*WORK TO BE COMPLETED*
Set the listing down unchanged, minus every embedded image.

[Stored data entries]
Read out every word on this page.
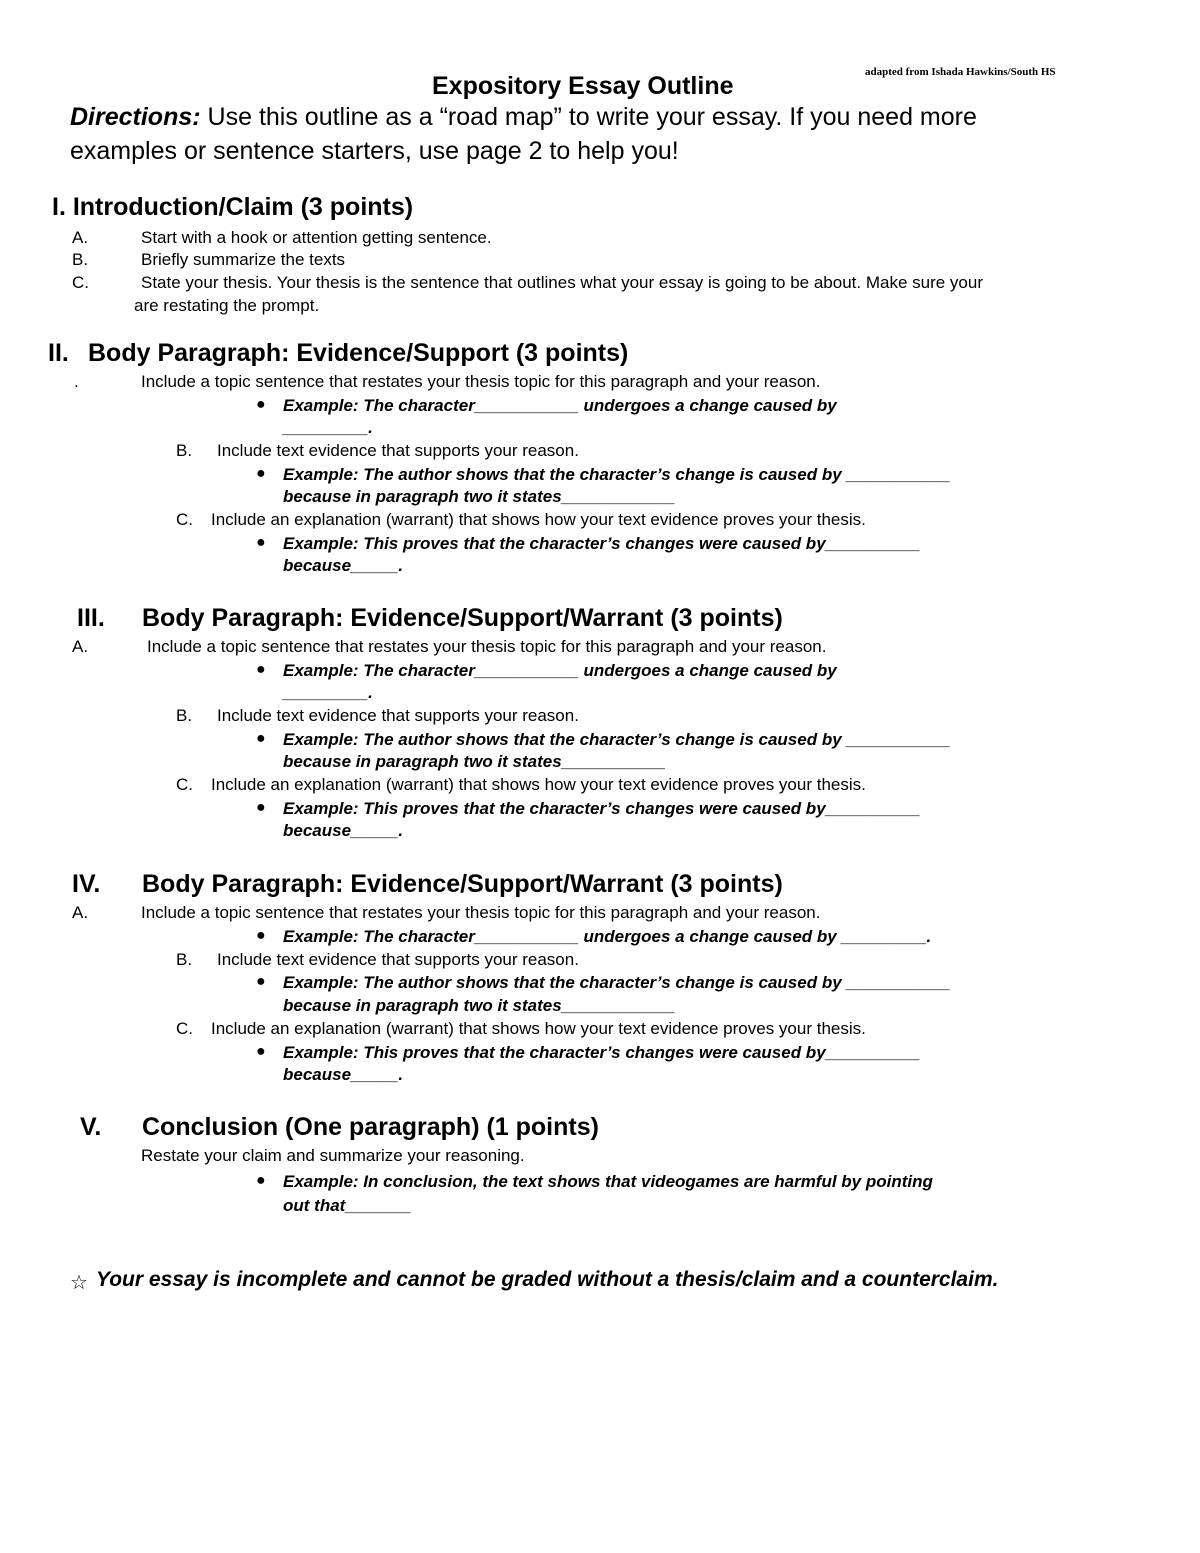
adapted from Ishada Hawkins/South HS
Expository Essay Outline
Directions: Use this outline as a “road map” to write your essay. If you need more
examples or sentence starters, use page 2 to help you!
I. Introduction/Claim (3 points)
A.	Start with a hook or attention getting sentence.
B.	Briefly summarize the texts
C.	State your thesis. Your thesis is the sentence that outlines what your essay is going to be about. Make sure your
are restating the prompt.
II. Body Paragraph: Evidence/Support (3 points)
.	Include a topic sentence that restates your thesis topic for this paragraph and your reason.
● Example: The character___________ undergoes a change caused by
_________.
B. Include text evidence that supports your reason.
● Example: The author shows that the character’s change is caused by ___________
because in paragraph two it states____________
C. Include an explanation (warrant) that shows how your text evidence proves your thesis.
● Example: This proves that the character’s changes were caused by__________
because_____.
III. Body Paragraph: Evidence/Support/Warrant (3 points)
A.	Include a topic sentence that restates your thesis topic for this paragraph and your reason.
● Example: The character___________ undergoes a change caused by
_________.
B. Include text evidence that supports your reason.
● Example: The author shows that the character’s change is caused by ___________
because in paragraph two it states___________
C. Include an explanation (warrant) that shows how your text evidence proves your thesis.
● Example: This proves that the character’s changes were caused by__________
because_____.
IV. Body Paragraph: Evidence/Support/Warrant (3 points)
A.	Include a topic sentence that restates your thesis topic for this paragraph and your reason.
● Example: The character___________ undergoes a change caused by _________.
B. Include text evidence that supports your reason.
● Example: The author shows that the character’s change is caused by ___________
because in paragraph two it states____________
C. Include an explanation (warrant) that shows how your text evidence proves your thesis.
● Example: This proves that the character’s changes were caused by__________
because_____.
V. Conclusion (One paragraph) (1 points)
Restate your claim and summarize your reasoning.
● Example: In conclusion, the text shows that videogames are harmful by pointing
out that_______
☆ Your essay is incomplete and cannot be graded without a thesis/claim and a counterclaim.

*TASK RESPONSE*
Read out every word on this page.
adapted from Ishada Hawkins/South HS
Expository Essay Outline
Directions: Use this outline as a “road map” to write your essay. If you need more
examples or sentence starters, use page 2 to help you!
I. Introduction/Claim (3 points)
A.	Start with a hook or attention getting sentence.
B.	Briefly summarize the texts
C.	State your thesis. Your thesis is the sentence that outlines what your essay is going to be about. Make sure your
are restating the prompt.
II. Body Paragraph: Evidence/Support (3 points)
.	Include a topic sentence that restates your thesis topic for this paragraph and your reason.
● Example: The character___________ undergoes a change caused by
_________.
B. Include text evidence that supports your reason.
● Example: The author shows that the character’s change is caused by ___________
because in paragraph two it states____________
C. Include an explanation (warrant) that shows how your text evidence proves your thesis.
● Example: This proves that the character’s changes were caused by__________
because_____.
III. Body Paragraph: Evidence/Support/Warrant (3 points)
A.	Include a topic sentence that restates your thesis topic for this paragraph and your reason.
● Example: The character___________ undergoes a change caused by
_________.
B. Include text evidence that supports your reason.
● Example: The author shows that the character’s change is caused by ___________
because in paragraph two it states___________
C. Include an explanation (warrant) that shows how your text evidence proves your thesis.
● Example: This proves that the character’s changes were caused by__________
because_____.
IV. Body Paragraph: Evidence/Support/Warrant (3 points)
A.	Include a topic sentence that restates your thesis topic for this paragraph and your reason.
● Example: The character___________ undergoes a change caused by _________.
B. Include text evidence that supports your reason.
● Example: The author shows that the character’s change is caused by ___________
because in paragraph two it states____________
C. Include an explanation (warrant) that shows how your text evidence proves your thesis.
● Example: This proves that the character’s changes were caused by__________
because_____.
V. Conclusion (One paragraph) (1 points)
Restate your claim and summarize your reasoning.
● Example: In conclusion, the text shows that videogames are harmful by pointing
out that_______
☆ Your essay is incomplete and cannot be graded without a thesis/claim and a counterclaim.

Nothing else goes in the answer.